>>>
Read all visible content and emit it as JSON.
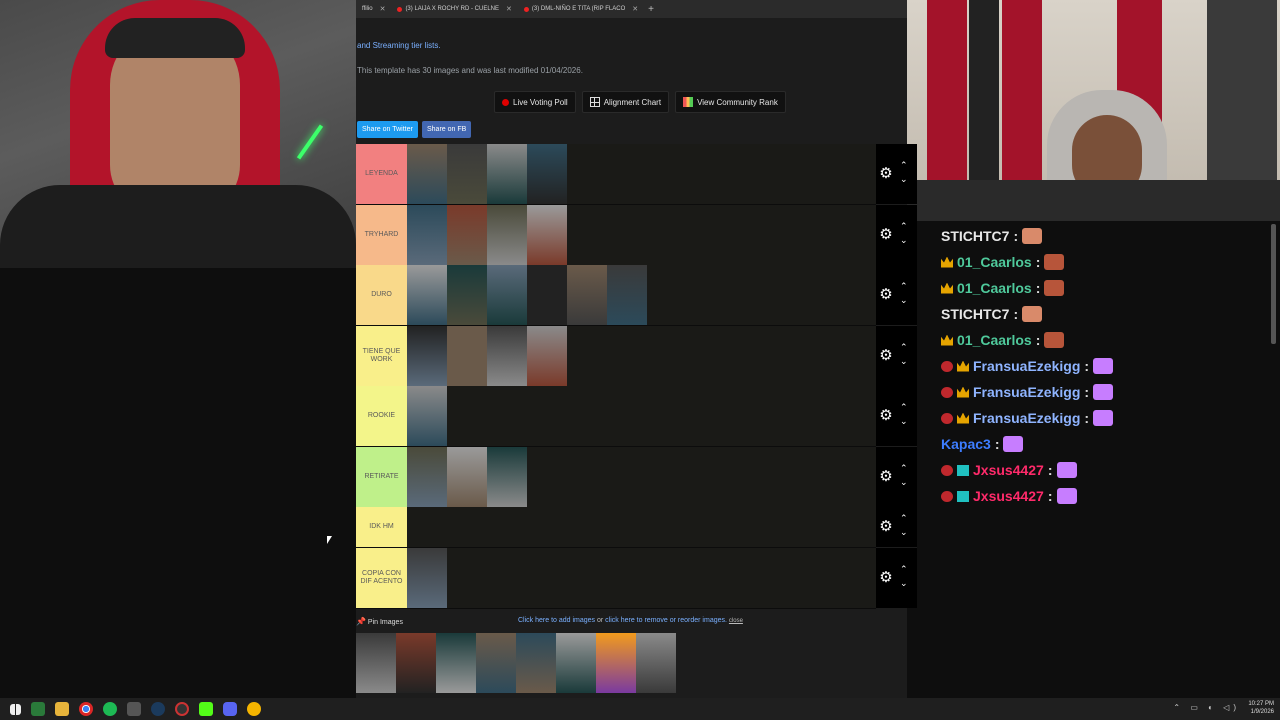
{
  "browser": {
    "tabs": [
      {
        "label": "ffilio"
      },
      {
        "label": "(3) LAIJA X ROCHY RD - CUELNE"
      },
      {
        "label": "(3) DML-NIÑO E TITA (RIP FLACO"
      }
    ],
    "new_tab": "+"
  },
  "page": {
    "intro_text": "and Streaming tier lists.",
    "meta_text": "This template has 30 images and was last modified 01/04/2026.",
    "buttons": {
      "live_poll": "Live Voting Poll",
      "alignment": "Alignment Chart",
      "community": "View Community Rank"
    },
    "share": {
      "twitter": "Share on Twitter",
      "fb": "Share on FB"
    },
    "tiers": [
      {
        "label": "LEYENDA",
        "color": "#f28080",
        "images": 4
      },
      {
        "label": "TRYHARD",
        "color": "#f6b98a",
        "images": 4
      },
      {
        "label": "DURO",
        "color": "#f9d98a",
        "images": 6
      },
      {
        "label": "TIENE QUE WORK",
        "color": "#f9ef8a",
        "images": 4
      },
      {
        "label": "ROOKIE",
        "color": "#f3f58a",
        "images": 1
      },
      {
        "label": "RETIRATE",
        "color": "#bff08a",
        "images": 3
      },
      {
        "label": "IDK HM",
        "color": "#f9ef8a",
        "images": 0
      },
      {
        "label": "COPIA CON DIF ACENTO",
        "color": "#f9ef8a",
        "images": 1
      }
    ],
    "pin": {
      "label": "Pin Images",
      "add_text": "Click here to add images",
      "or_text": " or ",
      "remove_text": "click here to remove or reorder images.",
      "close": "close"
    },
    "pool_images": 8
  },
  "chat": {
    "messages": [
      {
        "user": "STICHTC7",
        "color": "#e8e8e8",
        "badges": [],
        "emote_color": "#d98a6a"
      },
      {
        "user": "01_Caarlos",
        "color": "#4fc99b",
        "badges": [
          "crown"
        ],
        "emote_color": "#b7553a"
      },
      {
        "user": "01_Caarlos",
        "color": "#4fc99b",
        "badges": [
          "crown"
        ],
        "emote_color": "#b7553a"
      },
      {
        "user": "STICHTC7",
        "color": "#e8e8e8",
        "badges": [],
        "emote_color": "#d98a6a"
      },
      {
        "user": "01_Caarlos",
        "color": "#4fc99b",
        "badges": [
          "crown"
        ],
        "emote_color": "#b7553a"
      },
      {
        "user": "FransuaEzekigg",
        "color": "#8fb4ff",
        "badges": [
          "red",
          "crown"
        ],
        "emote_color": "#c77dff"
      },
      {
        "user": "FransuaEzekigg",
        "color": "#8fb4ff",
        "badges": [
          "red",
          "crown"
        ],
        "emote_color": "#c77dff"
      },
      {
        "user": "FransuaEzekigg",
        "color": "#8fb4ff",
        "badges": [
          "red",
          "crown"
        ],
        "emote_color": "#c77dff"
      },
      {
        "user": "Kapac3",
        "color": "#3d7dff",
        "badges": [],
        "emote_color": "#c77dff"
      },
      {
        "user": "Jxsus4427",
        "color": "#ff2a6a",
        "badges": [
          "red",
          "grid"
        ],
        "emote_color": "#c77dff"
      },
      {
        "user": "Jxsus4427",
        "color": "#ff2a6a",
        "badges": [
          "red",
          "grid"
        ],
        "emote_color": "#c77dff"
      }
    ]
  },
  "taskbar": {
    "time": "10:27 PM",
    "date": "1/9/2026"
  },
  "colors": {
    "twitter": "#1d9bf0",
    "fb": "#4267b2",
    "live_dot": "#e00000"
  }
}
<<<
>>>
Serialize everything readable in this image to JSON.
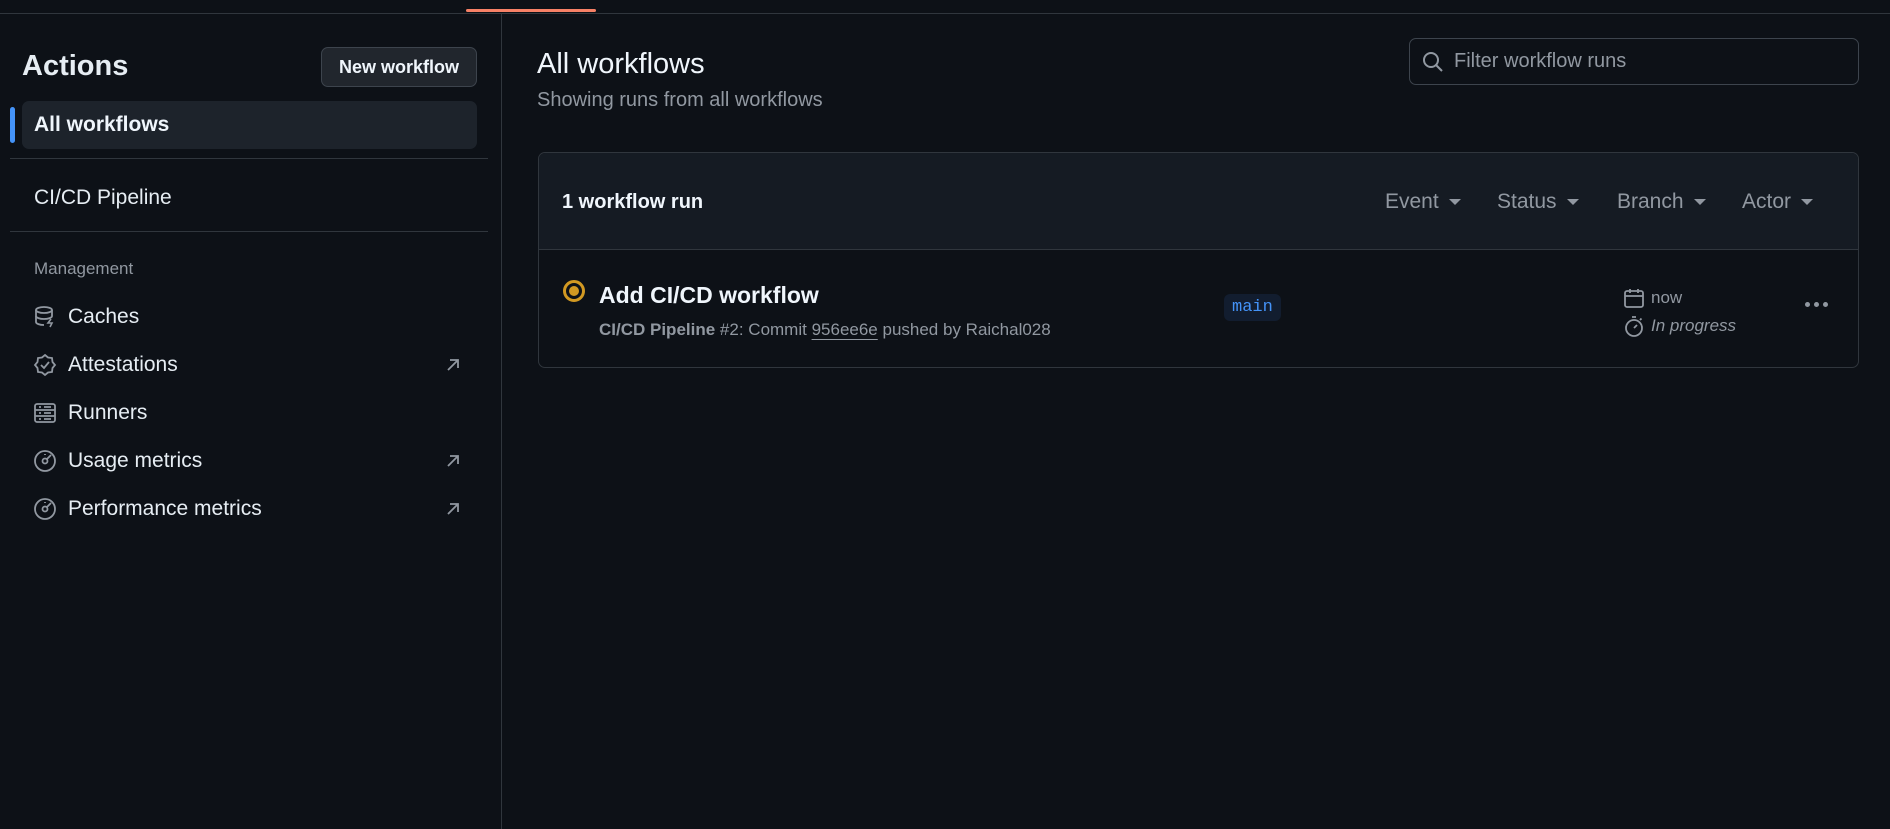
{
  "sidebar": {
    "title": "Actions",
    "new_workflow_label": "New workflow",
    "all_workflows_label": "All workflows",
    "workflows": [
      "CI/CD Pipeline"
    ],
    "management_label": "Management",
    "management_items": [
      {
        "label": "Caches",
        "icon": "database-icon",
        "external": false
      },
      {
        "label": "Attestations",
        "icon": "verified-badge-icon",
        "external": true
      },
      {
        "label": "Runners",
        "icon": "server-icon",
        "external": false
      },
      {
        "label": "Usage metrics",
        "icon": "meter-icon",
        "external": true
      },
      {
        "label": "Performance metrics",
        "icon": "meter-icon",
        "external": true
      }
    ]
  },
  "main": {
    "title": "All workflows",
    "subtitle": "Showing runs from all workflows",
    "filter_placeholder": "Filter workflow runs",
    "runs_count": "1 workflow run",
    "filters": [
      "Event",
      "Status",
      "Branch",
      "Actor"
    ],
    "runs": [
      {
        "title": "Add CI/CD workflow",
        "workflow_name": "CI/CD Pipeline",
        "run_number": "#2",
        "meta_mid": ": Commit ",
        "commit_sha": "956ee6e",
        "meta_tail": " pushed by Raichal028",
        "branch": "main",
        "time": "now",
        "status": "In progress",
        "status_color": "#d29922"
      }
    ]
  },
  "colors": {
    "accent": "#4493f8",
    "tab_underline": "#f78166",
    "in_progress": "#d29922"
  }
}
<<<
## [Your goal]
Return all lines of the material above in which the word "workflows" occurs.

## [Written response]
    "all_workflows_label": "All workflows",
    "workflows": [
    "title": "All workflows",
    "subtitle": "Showing runs from all workflows",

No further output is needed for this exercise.